Como cualquier otra biblioteca, la de Ourit tiene horario. Abre de domingo a viernes. Son los días en los que suele viajar en metro y subir al menos una foto a su blog. Los sábados descansa. El domingo vuelve a ‘abrir’ aunque de forma especial. Es el día que dedica a fotografiar a gente leyendo la Biblia.

A veces los lectores (o the Reading-Readers como prefiere llamarlos la fotógrafa) se encuentran tan absortos en la lectura que no se dan cuenta que son fotografiados. En otras ocasiones sí. Aunque a Ourit no le preocupa. Es algo que puede pasar cuando se practica la fotografía callejera, y sobre todo, cuando las fotos no se toman con la discreta cámara de un móvil sino con una Canon 5D Mark II.

● TAREAS
A. Enumera los días de la semana que se mencionan en el fragmento sobre Ourit.
B. Continúa el fragmento sobre Ourit a partir de su última oración.
No es necesario consultar los datos.

● Datos de predicción de cuadros delimitadores
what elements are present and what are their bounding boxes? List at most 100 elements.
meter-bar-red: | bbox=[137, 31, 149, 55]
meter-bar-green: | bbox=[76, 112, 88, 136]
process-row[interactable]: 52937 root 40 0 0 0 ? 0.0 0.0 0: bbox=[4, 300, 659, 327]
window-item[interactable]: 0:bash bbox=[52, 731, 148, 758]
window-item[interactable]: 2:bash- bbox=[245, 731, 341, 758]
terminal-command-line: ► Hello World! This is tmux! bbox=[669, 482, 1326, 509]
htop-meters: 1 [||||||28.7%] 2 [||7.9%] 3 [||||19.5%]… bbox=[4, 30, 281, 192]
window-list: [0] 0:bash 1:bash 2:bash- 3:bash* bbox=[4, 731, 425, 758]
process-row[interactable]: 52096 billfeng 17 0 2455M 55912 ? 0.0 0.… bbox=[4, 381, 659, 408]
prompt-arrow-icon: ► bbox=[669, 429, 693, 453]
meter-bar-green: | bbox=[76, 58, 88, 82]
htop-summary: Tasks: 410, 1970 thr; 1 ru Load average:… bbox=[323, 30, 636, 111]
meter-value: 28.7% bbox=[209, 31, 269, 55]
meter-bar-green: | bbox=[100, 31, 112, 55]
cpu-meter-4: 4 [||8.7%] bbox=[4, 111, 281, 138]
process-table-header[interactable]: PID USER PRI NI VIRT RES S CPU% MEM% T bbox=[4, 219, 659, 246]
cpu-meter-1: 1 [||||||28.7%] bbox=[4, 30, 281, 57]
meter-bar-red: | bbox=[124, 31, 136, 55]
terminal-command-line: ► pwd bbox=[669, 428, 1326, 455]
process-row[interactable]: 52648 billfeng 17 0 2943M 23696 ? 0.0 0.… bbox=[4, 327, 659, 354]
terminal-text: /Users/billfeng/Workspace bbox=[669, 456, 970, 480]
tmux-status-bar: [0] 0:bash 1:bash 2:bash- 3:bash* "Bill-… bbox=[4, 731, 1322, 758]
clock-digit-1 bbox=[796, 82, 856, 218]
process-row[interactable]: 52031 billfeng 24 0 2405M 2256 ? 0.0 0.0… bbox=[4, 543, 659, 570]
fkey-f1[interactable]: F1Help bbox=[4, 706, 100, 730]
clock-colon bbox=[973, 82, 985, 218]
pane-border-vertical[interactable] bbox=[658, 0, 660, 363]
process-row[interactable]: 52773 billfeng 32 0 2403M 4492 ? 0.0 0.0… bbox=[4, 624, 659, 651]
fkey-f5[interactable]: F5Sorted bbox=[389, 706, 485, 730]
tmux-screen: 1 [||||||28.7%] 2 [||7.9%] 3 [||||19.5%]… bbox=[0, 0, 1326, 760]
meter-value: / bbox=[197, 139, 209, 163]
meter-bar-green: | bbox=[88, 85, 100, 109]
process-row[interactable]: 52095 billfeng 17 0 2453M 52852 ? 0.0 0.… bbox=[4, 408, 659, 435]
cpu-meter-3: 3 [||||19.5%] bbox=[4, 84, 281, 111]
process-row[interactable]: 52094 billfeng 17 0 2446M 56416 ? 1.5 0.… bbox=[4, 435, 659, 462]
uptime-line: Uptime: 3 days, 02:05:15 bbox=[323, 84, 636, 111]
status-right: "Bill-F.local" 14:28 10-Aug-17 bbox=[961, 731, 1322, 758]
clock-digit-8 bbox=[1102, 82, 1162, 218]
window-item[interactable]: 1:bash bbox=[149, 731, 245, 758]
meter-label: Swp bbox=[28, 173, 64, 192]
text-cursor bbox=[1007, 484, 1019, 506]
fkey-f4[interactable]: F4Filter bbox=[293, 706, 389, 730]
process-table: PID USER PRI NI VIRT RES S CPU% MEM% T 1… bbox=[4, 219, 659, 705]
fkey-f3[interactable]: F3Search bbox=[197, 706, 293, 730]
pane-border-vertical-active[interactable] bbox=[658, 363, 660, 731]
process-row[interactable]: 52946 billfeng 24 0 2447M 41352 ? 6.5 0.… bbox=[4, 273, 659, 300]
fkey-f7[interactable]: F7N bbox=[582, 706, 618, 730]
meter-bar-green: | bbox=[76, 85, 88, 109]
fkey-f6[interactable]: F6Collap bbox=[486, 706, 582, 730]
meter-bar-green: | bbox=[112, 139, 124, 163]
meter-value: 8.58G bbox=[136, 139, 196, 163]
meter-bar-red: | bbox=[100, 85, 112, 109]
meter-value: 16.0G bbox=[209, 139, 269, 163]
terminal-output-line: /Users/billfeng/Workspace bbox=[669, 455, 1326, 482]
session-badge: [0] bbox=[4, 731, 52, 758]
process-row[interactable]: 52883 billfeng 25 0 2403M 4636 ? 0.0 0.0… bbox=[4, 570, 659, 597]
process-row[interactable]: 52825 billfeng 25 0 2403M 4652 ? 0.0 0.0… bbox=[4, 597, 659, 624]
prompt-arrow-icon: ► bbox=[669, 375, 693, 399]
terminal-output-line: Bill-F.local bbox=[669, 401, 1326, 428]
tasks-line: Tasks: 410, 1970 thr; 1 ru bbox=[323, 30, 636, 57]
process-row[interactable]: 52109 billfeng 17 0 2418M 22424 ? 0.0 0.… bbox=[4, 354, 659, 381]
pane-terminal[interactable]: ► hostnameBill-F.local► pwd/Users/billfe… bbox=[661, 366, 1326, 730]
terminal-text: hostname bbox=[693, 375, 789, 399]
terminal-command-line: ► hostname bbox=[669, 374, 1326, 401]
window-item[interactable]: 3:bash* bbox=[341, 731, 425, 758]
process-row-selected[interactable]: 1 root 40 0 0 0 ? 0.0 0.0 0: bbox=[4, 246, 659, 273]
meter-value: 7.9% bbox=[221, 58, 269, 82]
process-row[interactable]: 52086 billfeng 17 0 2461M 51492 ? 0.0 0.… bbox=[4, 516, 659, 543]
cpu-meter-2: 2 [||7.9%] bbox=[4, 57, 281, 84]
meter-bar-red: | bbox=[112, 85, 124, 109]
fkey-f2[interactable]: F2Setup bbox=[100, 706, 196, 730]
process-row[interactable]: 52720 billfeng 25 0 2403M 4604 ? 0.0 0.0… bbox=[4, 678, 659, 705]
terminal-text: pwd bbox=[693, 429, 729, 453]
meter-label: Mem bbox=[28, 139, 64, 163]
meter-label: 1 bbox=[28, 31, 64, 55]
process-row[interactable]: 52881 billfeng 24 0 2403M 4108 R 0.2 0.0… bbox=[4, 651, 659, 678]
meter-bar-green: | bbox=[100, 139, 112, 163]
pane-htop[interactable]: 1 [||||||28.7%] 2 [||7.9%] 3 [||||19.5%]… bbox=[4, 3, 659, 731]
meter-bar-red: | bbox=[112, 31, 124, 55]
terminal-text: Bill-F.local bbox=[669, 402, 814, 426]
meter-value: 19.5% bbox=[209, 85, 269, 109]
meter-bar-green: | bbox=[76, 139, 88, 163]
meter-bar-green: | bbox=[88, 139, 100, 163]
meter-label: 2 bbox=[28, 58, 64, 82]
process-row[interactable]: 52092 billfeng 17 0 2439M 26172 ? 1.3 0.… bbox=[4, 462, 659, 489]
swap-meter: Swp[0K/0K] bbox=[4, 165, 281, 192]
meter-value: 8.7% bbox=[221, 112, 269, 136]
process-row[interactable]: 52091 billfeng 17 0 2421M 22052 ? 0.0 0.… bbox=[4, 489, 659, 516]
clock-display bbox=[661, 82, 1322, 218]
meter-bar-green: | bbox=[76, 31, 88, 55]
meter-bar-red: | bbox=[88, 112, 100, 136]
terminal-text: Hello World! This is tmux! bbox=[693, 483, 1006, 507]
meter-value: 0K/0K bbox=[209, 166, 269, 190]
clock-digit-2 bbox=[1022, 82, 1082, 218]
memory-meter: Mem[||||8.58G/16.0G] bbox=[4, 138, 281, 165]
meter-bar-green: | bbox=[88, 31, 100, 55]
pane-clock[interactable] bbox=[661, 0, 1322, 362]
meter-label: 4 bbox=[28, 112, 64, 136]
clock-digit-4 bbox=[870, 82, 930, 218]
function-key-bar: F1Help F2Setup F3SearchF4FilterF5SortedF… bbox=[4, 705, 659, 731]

● RESPUESTAS POR TAREA
A. domingo, viernes, sábados

B.
No utiliza lentes ni flash y reconoce que le interesa que las fotos tengan la mejor calidad posible pese a que no es fotógrafa de formación. “Estudié Literatura Comparada, Filosofía e Historia y tengo conocimientos fotográficos”. Aunque, a veces, y aunque resulte contradictorio no le queda más remedio que renunciar a la calidad en pro de una buena foto. “El movimiento del tren, los vagones atestados de gente, la escasa luz… Al fin y al cabo mi prioridad es captar un momento único lo que a veces significa que la imagen tenga algo de ruido”.

A la fotógrafa le interesan los lectores pero también los libros. Por eso, y ya que desconoce el nombre de los primeros, etiqueta las fotos con el título de los segundos. El problema es que no siempre resulta legible. “A veces en la foto no es posible saber cuál es el título del libro. Cuando ocurre eso, trato de averiguarlo después de tomar la foto. A veces pregunto directamente al lector”. Y si esto tampoco es posible, pide ayuda a sus seguidores de Flickr.